Data extracted from a collection

— Start —

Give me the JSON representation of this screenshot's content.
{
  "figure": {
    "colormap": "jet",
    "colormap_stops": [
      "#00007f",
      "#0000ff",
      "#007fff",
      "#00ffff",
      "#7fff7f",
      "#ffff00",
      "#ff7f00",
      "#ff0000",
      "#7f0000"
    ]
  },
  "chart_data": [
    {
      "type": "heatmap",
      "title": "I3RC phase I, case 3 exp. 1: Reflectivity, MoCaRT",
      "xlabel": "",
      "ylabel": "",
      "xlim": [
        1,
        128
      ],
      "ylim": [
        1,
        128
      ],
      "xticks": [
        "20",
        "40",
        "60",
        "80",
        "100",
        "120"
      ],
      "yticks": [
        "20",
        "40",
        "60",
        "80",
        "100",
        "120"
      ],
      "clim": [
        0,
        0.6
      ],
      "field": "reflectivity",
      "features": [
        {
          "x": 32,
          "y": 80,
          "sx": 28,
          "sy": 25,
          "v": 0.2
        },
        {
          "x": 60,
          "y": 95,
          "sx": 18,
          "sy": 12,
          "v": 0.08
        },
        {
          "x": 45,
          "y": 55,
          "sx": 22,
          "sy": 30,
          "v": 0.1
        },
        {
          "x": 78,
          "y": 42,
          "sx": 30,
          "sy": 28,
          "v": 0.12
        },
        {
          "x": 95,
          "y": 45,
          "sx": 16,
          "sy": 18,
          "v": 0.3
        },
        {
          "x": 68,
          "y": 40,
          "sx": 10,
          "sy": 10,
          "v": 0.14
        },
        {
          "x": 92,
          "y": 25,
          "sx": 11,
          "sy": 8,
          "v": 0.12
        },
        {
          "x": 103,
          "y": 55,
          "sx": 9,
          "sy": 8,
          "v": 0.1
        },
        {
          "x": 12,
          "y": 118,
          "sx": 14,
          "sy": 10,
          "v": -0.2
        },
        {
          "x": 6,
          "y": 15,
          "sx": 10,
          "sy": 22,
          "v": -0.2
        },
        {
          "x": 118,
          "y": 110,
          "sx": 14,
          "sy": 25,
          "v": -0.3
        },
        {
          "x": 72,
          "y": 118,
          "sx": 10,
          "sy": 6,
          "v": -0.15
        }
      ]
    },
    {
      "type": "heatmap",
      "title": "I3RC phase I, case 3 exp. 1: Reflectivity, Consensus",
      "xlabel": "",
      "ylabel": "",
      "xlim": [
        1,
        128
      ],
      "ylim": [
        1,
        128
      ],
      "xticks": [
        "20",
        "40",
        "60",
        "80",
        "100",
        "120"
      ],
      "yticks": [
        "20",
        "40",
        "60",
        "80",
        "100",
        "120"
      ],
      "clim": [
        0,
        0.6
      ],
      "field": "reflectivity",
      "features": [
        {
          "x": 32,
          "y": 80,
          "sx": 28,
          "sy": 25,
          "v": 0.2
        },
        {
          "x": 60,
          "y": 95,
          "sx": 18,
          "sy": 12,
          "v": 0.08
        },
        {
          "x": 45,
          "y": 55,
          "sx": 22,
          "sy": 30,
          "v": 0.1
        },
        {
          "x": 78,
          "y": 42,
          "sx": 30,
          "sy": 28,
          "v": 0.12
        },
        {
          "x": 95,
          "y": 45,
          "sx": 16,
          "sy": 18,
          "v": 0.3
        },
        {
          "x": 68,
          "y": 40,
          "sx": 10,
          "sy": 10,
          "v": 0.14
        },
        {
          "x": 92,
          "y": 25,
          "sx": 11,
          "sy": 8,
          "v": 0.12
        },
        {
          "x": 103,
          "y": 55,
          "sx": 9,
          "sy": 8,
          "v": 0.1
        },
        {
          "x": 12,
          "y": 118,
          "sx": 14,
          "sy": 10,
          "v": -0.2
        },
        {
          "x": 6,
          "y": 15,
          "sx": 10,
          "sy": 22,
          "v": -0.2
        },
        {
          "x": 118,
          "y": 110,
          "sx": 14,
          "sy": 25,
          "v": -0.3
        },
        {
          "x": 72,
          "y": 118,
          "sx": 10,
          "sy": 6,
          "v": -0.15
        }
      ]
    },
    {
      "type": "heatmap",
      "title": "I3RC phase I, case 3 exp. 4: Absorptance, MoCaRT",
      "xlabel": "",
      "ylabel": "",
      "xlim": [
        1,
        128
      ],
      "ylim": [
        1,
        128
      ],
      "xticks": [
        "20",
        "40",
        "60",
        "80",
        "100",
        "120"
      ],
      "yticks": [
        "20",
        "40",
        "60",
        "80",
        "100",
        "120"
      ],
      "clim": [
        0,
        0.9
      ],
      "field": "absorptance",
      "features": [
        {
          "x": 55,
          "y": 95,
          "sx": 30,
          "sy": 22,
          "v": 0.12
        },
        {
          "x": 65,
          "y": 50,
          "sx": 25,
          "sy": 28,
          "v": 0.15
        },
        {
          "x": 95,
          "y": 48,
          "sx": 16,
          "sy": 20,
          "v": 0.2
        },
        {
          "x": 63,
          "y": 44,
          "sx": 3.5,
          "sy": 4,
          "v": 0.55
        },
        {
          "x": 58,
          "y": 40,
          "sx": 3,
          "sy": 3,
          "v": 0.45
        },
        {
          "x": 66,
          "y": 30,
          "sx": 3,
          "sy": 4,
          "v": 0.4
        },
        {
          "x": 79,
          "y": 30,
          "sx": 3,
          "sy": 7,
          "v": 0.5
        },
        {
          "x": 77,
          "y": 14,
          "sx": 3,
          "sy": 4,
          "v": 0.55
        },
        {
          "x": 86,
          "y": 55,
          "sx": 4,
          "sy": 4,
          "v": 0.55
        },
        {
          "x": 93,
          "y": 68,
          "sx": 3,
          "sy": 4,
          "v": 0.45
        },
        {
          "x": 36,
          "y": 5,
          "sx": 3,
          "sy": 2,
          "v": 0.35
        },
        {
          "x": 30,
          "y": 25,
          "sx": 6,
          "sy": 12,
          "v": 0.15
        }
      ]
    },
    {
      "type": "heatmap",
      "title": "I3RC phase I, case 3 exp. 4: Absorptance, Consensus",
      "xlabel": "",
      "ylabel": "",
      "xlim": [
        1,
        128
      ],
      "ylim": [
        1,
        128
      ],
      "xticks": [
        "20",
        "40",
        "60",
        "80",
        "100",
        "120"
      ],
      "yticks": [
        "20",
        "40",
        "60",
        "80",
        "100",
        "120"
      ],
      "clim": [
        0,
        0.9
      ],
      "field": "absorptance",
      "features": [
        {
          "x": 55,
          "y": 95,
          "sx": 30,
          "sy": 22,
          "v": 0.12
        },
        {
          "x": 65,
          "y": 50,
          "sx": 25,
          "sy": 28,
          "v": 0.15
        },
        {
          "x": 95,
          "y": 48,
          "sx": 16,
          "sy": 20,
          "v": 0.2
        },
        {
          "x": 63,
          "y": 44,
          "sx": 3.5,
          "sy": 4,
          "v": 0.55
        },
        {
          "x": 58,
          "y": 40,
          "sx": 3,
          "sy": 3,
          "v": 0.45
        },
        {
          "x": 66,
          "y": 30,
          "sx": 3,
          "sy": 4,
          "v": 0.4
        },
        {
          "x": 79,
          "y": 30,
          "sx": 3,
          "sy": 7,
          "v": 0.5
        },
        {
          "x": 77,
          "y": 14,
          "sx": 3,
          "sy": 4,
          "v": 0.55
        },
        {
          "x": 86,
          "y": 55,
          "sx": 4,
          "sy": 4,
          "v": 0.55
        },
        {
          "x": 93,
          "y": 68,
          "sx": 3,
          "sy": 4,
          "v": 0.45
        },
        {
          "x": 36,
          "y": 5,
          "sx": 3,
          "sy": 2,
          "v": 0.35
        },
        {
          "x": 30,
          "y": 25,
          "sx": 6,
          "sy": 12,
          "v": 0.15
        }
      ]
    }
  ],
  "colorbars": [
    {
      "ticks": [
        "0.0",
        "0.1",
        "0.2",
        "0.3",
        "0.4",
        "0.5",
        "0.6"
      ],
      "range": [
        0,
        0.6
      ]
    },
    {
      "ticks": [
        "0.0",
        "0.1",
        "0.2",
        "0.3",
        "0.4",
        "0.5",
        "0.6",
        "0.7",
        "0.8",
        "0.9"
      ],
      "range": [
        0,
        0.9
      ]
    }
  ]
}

— End —
— Start —

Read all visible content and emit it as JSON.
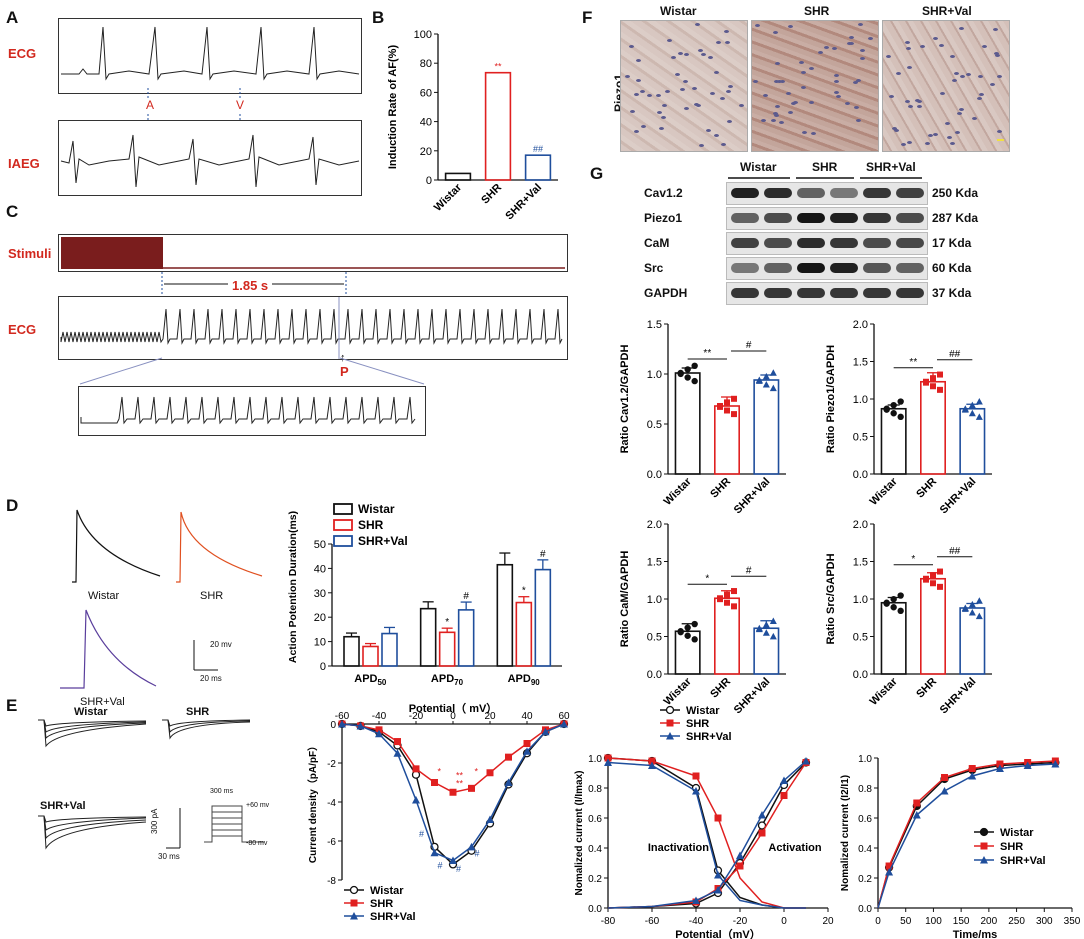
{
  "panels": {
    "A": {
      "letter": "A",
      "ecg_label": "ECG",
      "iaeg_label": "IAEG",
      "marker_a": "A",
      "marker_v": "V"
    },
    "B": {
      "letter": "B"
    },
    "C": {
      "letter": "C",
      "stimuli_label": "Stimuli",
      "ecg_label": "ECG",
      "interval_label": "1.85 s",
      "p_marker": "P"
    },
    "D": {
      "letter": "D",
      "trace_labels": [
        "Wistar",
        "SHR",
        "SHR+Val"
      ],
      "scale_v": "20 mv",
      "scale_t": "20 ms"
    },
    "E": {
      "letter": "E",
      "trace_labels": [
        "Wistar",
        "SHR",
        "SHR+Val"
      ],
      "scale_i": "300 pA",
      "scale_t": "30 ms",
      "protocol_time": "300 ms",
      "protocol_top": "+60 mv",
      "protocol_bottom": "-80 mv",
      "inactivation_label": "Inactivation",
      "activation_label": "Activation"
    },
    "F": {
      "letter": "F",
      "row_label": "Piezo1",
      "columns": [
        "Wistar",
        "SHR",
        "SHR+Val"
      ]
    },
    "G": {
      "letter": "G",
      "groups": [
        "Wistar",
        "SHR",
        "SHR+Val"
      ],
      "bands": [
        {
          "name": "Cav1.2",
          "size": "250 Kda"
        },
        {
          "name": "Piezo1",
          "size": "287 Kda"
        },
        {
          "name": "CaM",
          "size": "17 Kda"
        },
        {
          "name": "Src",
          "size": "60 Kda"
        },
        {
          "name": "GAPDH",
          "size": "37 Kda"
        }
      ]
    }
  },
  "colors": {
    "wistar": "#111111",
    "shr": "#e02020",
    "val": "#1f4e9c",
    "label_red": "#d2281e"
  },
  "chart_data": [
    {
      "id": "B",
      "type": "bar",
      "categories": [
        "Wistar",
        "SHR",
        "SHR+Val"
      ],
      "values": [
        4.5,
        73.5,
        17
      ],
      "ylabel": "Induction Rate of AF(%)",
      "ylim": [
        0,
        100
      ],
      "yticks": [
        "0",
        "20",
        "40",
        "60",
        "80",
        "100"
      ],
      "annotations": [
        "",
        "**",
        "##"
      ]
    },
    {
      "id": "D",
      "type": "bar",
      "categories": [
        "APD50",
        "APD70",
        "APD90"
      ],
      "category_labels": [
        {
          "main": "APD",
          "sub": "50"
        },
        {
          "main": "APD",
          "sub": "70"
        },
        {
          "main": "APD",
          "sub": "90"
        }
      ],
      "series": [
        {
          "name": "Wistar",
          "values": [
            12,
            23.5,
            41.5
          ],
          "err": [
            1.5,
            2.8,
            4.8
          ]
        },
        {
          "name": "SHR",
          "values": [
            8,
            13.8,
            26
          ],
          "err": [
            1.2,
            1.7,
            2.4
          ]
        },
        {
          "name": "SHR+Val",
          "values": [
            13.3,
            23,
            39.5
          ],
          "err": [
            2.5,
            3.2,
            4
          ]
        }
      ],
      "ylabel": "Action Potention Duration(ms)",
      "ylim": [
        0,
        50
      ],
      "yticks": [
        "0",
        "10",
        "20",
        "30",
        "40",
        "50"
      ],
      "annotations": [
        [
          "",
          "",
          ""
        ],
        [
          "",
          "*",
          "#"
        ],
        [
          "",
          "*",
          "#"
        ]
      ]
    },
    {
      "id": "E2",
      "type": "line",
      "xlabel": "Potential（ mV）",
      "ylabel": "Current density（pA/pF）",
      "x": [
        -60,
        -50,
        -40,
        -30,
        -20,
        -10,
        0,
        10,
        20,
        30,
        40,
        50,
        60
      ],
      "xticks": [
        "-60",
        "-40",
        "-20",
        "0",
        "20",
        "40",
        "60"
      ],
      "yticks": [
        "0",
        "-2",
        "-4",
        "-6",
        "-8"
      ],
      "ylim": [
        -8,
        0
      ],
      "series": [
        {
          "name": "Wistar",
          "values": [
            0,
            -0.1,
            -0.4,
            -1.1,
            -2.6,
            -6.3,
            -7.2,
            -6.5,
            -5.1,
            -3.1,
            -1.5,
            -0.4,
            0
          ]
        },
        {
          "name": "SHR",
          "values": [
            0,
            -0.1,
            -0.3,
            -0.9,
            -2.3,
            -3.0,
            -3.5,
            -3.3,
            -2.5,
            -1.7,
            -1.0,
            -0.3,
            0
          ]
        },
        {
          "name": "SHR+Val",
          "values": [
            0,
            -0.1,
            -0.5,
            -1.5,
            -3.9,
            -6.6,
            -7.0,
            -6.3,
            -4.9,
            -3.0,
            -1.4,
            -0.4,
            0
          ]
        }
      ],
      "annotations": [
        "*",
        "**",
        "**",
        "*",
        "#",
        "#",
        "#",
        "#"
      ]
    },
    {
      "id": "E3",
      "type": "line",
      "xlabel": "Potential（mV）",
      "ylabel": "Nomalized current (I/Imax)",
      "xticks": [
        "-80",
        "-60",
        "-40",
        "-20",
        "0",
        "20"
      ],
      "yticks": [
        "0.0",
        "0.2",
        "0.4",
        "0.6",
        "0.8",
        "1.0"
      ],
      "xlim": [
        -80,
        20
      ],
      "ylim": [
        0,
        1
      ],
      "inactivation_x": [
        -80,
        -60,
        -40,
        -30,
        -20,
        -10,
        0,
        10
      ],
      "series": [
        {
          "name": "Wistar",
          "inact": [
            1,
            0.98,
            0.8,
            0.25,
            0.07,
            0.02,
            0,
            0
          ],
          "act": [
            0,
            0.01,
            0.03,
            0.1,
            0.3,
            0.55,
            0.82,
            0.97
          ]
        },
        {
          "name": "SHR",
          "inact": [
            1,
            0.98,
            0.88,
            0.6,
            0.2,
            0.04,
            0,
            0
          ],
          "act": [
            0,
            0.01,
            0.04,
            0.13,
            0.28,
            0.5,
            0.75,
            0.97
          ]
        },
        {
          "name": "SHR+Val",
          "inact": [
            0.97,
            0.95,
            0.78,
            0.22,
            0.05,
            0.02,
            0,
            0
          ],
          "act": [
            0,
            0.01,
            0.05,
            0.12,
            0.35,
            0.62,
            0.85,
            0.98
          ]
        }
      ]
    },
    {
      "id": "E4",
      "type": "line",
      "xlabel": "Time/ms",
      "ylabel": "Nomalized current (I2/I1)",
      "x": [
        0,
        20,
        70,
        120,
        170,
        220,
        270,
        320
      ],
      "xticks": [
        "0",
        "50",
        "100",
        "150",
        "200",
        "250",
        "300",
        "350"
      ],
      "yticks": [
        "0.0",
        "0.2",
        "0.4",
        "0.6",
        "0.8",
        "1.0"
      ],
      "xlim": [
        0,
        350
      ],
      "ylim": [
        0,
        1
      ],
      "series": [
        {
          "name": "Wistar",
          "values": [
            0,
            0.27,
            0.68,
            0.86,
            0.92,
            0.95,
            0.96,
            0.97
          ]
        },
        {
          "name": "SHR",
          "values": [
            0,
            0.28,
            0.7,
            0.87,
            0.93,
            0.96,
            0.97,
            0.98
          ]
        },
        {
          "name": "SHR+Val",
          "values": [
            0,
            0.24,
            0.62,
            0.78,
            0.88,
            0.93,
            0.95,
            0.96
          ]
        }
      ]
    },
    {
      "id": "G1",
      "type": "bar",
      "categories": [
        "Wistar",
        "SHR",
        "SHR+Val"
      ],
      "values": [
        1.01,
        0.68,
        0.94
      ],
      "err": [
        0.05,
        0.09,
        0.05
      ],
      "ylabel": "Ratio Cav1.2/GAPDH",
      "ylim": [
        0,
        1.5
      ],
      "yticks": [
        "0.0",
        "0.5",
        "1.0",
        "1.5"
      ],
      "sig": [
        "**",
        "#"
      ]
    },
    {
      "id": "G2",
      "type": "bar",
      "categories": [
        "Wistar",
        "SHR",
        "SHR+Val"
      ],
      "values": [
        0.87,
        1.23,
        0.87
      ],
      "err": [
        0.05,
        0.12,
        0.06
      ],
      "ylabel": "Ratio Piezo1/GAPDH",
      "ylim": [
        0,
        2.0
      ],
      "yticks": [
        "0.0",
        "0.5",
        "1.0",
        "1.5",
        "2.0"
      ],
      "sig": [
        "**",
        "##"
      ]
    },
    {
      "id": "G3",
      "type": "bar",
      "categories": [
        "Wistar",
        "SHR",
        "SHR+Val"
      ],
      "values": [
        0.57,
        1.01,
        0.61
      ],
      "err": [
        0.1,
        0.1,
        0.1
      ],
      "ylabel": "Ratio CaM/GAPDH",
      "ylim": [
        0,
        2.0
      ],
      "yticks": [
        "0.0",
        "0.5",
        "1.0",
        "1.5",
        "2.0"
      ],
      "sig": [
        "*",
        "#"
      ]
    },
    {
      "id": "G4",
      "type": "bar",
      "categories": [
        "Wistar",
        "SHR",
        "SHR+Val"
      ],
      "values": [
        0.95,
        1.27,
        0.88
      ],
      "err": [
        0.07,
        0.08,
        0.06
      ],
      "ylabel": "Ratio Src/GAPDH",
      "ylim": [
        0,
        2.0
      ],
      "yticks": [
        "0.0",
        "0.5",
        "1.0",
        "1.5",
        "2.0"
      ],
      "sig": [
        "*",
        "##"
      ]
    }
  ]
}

— End —
— Start —

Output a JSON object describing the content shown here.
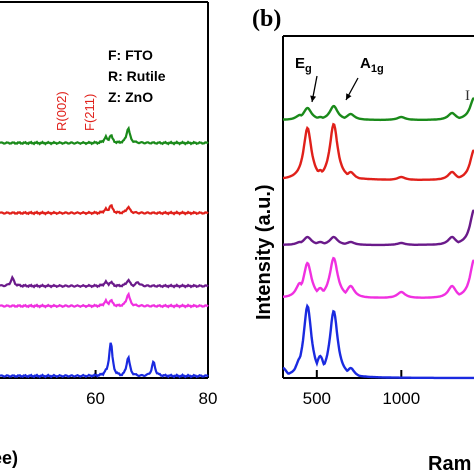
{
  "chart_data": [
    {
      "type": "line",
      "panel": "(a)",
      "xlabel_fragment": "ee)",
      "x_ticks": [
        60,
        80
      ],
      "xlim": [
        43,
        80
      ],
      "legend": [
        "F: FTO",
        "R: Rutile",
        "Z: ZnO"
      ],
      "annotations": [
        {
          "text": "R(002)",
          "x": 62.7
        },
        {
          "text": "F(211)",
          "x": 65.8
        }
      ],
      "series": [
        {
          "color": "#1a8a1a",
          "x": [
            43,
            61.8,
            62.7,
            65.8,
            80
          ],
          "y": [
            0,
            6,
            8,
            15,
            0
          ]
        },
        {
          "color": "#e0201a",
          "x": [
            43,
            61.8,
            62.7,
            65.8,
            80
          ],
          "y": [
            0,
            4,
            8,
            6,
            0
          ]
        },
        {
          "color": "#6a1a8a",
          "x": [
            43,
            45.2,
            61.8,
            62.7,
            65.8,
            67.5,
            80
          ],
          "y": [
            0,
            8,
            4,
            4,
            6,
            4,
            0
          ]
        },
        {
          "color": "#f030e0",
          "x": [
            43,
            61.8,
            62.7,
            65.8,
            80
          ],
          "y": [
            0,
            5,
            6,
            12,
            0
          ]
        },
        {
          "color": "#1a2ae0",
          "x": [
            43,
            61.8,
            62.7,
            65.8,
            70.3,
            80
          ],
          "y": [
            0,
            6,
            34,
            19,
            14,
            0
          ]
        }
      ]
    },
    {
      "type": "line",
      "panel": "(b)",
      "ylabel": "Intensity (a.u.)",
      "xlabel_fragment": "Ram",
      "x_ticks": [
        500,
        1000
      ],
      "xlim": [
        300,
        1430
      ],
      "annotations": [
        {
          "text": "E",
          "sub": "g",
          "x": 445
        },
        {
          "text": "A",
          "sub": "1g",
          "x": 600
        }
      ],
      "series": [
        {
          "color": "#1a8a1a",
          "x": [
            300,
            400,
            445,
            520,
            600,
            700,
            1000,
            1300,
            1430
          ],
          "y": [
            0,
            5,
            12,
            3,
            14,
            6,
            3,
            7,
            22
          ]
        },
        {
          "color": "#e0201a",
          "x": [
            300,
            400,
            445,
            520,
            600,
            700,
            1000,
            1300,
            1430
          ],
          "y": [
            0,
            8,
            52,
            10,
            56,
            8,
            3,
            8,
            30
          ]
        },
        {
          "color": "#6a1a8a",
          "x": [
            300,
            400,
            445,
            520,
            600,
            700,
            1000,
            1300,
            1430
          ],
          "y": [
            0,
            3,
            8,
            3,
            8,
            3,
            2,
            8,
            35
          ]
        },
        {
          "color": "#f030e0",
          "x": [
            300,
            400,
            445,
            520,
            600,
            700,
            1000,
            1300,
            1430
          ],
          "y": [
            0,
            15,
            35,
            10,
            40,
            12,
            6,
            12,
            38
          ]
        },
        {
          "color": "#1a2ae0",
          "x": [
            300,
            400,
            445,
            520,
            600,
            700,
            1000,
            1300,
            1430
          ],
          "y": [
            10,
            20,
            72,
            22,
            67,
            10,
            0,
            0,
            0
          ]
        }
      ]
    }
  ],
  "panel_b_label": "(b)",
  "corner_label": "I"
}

— End —

What is needed: Identify the lines that contain the string "content", and copy every one of them.

Output of the task:
Give me the JSON representation of this screenshot's content.
Read all visible content and emit it as JSON.
Output a JSON object describing the content shown here.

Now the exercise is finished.